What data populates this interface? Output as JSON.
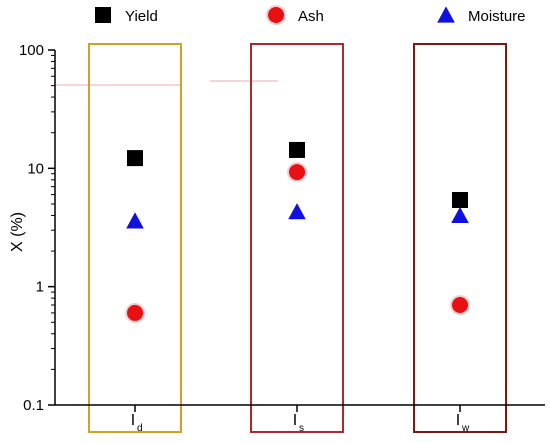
{
  "chart_data": {
    "type": "scatter",
    "ylabel": "X (%)",
    "yscale": "log",
    "ylim": [
      0.1,
      100
    ],
    "yticks": [
      "0.1",
      "1",
      "10",
      "100"
    ],
    "categories": [
      {
        "main": "I",
        "sub": "d",
        "box_color": "#d4a02a"
      },
      {
        "main": "I",
        "sub": "s",
        "box_color": "#b0282d"
      },
      {
        "main": "I",
        "sub": "w",
        "box_color": "#7a1a14"
      }
    ],
    "legend_position": "top",
    "series": [
      {
        "name": "Yield",
        "marker": "square",
        "color": "#000000",
        "values": [
          12.2,
          14.3,
          5.4
        ]
      },
      {
        "name": "Ash",
        "marker": "circle",
        "color": "#e81010",
        "values": [
          0.6,
          9.3,
          0.7
        ]
      },
      {
        "name": "Moisture",
        "marker": "triangle",
        "color": "#1010e0",
        "values": [
          3.6,
          4.3,
          4.0
        ]
      }
    ]
  }
}
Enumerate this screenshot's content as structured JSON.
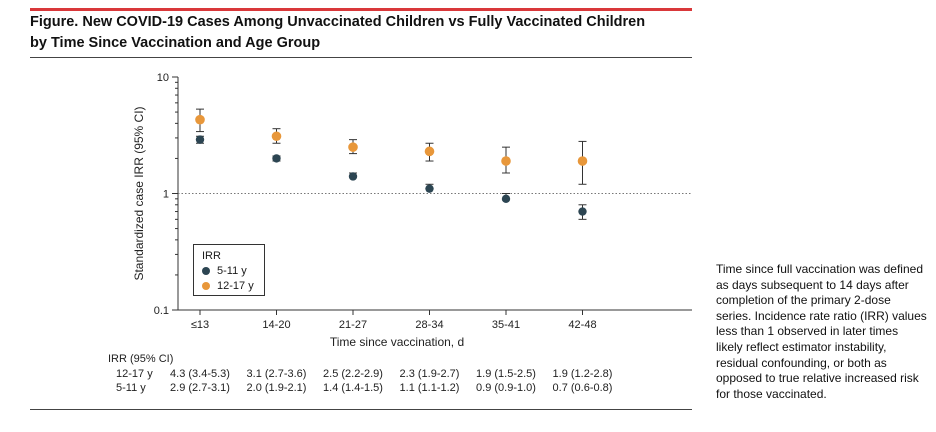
{
  "figure": {
    "title_line1": "Figure. New COVID-19 Cases Among Unvaccinated Children vs Fully Vaccinated Children",
    "title_line2": "by Time Since Vaccination and Age Group",
    "footnote": "Time since full vaccination was defined as days subsequent to 14 days after completion of the primary 2-dose series. Incidence rate ratio (IRR) values less than 1 observed in later times likely reflect estimator instability, residual confounding, or both as opposed to true relative increased risk for those vaccinated.",
    "colors": {
      "accent_rule": "#d9383a",
      "series_5_11": "#2c4552",
      "series_12_17": "#e8973a"
    }
  },
  "chart_data": {
    "type": "scatter",
    "title": "",
    "xlabel": "Time since vaccination, d",
    "ylabel": "Standardized case IRR (95% CI)",
    "y_scale": "log",
    "ylim": [
      0.1,
      10
    ],
    "y_ticks": [
      "0.1",
      "1",
      "10"
    ],
    "reference_line": 1,
    "categories": [
      "≤13",
      "14-20",
      "21-27",
      "28-34",
      "35-41",
      "42-48"
    ],
    "legend": {
      "title": "IRR",
      "placement": "bottom-left"
    },
    "series": [
      {
        "name": "5-11 y",
        "color": "#2c4552",
        "values": [
          2.9,
          2.0,
          1.4,
          1.1,
          0.9,
          0.7
        ],
        "ci_low": [
          2.7,
          1.9,
          1.4,
          1.1,
          0.9,
          0.6
        ],
        "ci_high": [
          3.1,
          2.1,
          1.5,
          1.2,
          1.0,
          0.8
        ]
      },
      {
        "name": "12-17 y",
        "color": "#e8973a",
        "values": [
          4.3,
          3.1,
          2.5,
          2.3,
          1.9,
          1.9
        ],
        "ci_low": [
          3.4,
          2.7,
          2.2,
          1.9,
          1.5,
          1.2
        ],
        "ci_high": [
          5.3,
          3.6,
          2.9,
          2.7,
          2.5,
          2.8
        ]
      }
    ],
    "table": {
      "header": "IRR (95% CI)",
      "rows": [
        {
          "label": "12-17 y",
          "cells": [
            "4.3 (3.4-5.3)",
            "3.1 (2.7-3.6)",
            "2.5 (2.2-2.9)",
            "2.3 (1.9-2.7)",
            "1.9 (1.5-2.5)",
            "1.9 (1.2-2.8)"
          ]
        },
        {
          "label": "5-11 y",
          "cells": [
            "2.9 (2.7-3.1)",
            "2.0 (1.9-2.1)",
            "1.4 (1.4-1.5)",
            "1.1 (1.1-1.2)",
            "0.9 (0.9-1.0)",
            "0.7 (0.6-0.8)"
          ]
        }
      ]
    }
  }
}
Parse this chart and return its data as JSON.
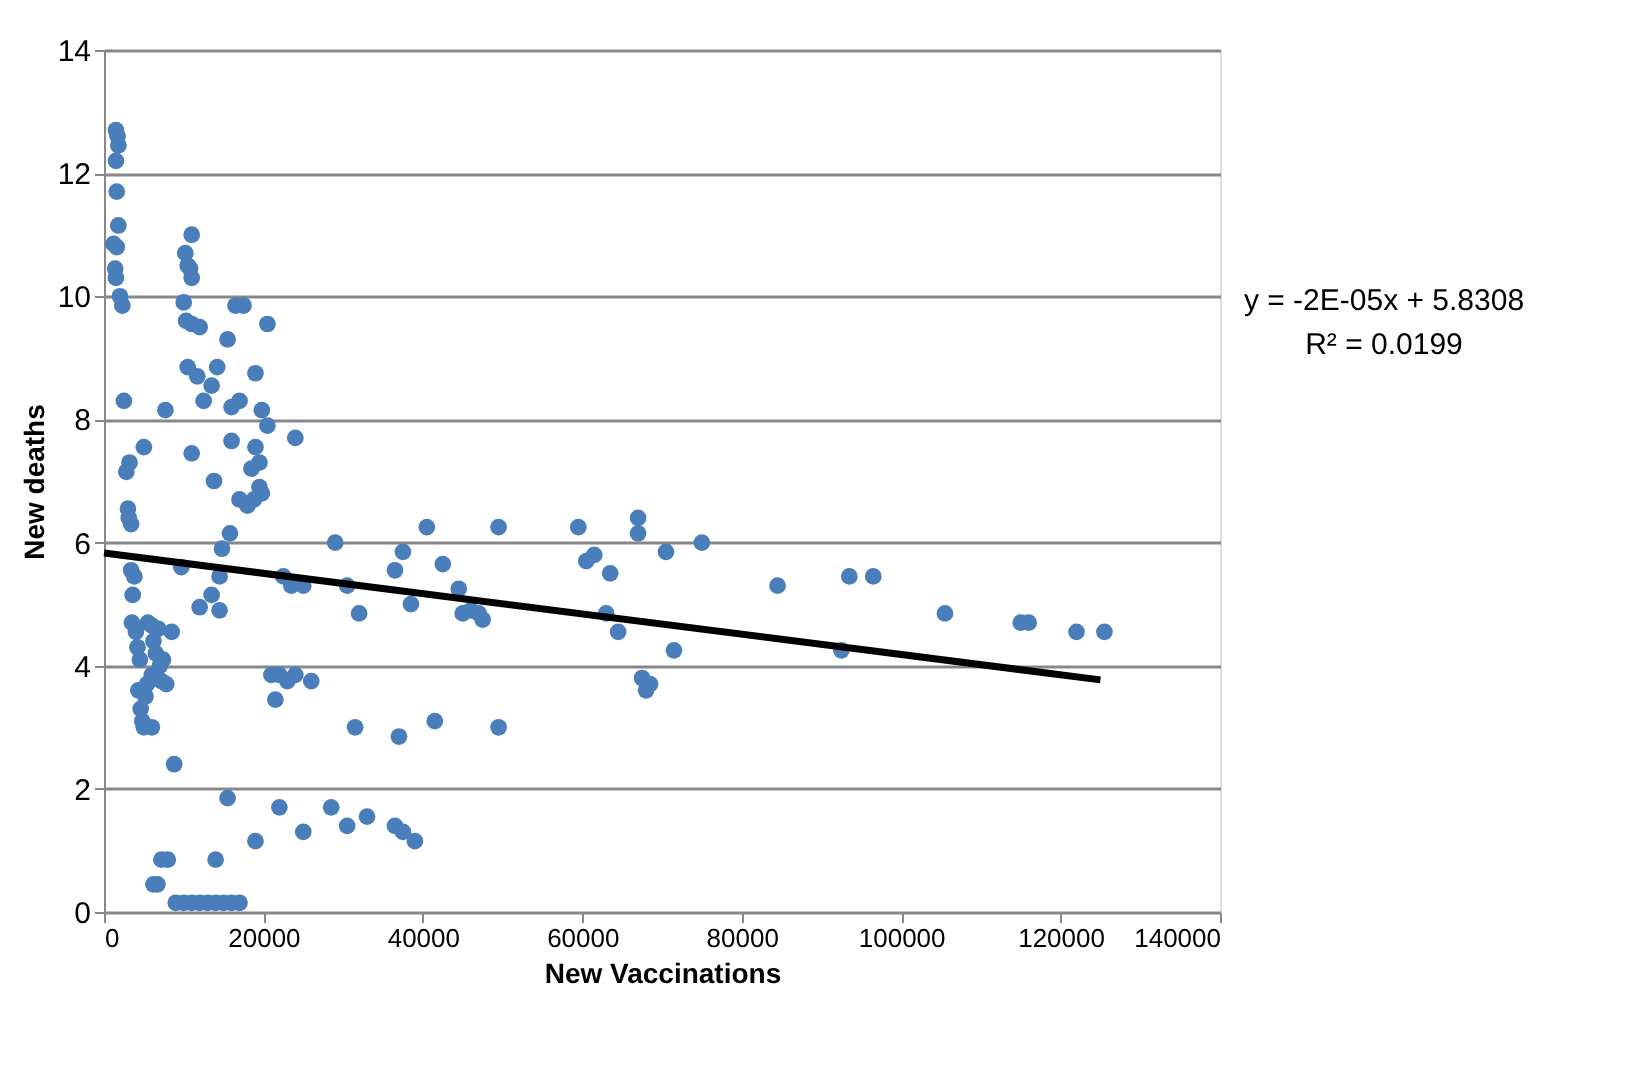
{
  "chart_data": {
    "type": "scatter",
    "xlabel": "New Vaccinations",
    "ylabel": "New deaths",
    "xlim": [
      0,
      140000
    ],
    "xticks": [
      0,
      20000,
      40000,
      60000,
      80000,
      100000,
      120000,
      140000
    ],
    "ylim": [
      0,
      14
    ],
    "yticks": [
      0,
      2,
      4,
      6,
      8,
      10,
      12,
      14
    ],
    "grid": "y",
    "annotations": [
      "y = -2E-05x + 5.8308",
      "R² = 0.0199"
    ],
    "series": [
      {
        "color": "#4a7ebb",
        "marker": "circle",
        "x": [
          1500,
          1700,
          1800,
          1500,
          1600,
          1800,
          1200,
          1600,
          1400,
          1500,
          2000,
          2300,
          2500,
          2800,
          3200,
          3000,
          3100,
          3400,
          3400,
          3800,
          3600,
          3500,
          4000,
          4200,
          4500,
          4300,
          4600,
          4800,
          5000,
          5400,
          5200,
          5500,
          6000,
          6200,
          6500,
          7000,
          7200,
          7800,
          8500,
          6000,
          6800,
          7400,
          5000,
          7700,
          6000,
          8800,
          6200,
          6700,
          7200,
          8000,
          10200,
          10500,
          11000,
          11000,
          10800,
          10000,
          10300,
          11000,
          12000,
          10500,
          11700,
          12500,
          13500,
          14200,
          13800,
          11000,
          9700,
          16500,
          17500,
          15500,
          20500,
          19000,
          16000,
          17000,
          19800,
          20500,
          24000,
          16000,
          19000,
          19500,
          18500,
          15800,
          17000,
          18800,
          19500,
          19800,
          18000,
          14800,
          14500,
          13500,
          14500,
          12000,
          9000,
          10000,
          11000,
          12000,
          13000,
          14000,
          15000,
          16000,
          17000,
          14000,
          15500,
          19000,
          22000,
          25000,
          28500,
          30500,
          33000,
          36500,
          37500,
          39000,
          21000,
          22000,
          23000,
          24000,
          26000,
          21500,
          22500,
          23500,
          25000,
          29000,
          30500,
          32000,
          31500,
          36500,
          37500,
          38500,
          37000,
          41500,
          40500,
          42500,
          44500,
          45000,
          46000,
          47500,
          47000,
          49500,
          49500,
          59500,
          60500,
          61500,
          63500,
          64500,
          63000,
          67000,
          67000,
          67500,
          68000,
          68500,
          70500,
          71500,
          75000,
          84500,
          92500,
          93500,
          96500,
          105500,
          115000,
          116000,
          122000,
          125500
        ],
        "values": [
          12.7,
          12.6,
          12.45,
          12.2,
          11.7,
          11.15,
          10.85,
          10.8,
          10.45,
          10.3,
          10.0,
          9.85,
          8.3,
          7.15,
          7.3,
          6.55,
          6.4,
          6.3,
          5.55,
          5.45,
          5.15,
          4.7,
          4.55,
          4.3,
          4.1,
          3.6,
          3.3,
          3.1,
          3.0,
          3.7,
          3.5,
          4.7,
          4.65,
          4.4,
          4.2,
          4.0,
          3.75,
          3.7,
          4.55,
          3.85,
          4.6,
          4.1,
          7.55,
          8.15,
          3.0,
          2.4,
          0.45,
          0.45,
          0.85,
          0.85,
          10.7,
          10.5,
          10.3,
          11.0,
          10.45,
          9.9,
          9.6,
          9.55,
          9.5,
          8.85,
          8.7,
          8.3,
          8.55,
          8.85,
          7.0,
          7.45,
          5.6,
          9.85,
          9.85,
          9.3,
          9.55,
          8.75,
          8.2,
          8.3,
          8.15,
          7.9,
          7.7,
          7.65,
          7.55,
          7.3,
          7.2,
          6.15,
          6.7,
          6.7,
          6.9,
          6.8,
          6.6,
          5.9,
          5.45,
          5.15,
          4.9,
          4.95,
          0.15,
          0.15,
          0.15,
          0.15,
          0.15,
          0.15,
          0.15,
          0.15,
          0.15,
          0.85,
          1.85,
          1.15,
          1.7,
          1.3,
          1.7,
          1.4,
          1.55,
          1.4,
          1.3,
          1.15,
          3.85,
          3.85,
          3.75,
          3.85,
          3.75,
          3.45,
          5.45,
          5.3,
          5.3,
          6.0,
          5.3,
          4.85,
          3.0,
          5.55,
          5.85,
          5.0,
          2.85,
          3.1,
          6.25,
          5.65,
          5.25,
          4.85,
          4.9,
          4.75,
          4.85,
          6.25,
          3.0,
          6.25,
          5.7,
          5.8,
          5.5,
          4.55,
          4.85,
          6.4,
          6.15,
          3.8,
          3.6,
          3.7,
          5.85,
          4.25,
          6.0,
          5.3,
          4.25,
          5.45,
          5.45,
          4.85,
          4.7,
          4.7,
          4.55,
          4.55
        ]
      },
      {
        "type": "line",
        "color": "#000000",
        "marker": "none",
        "x": [
          0,
          125000
        ],
        "values": [
          5.83,
          3.77
        ]
      }
    ]
  }
}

---

Return only those lines of the records that contain the string "xlabel".

    "xlabel": "Time since vaccination, d",
    "xlabel": "New Vaccinations",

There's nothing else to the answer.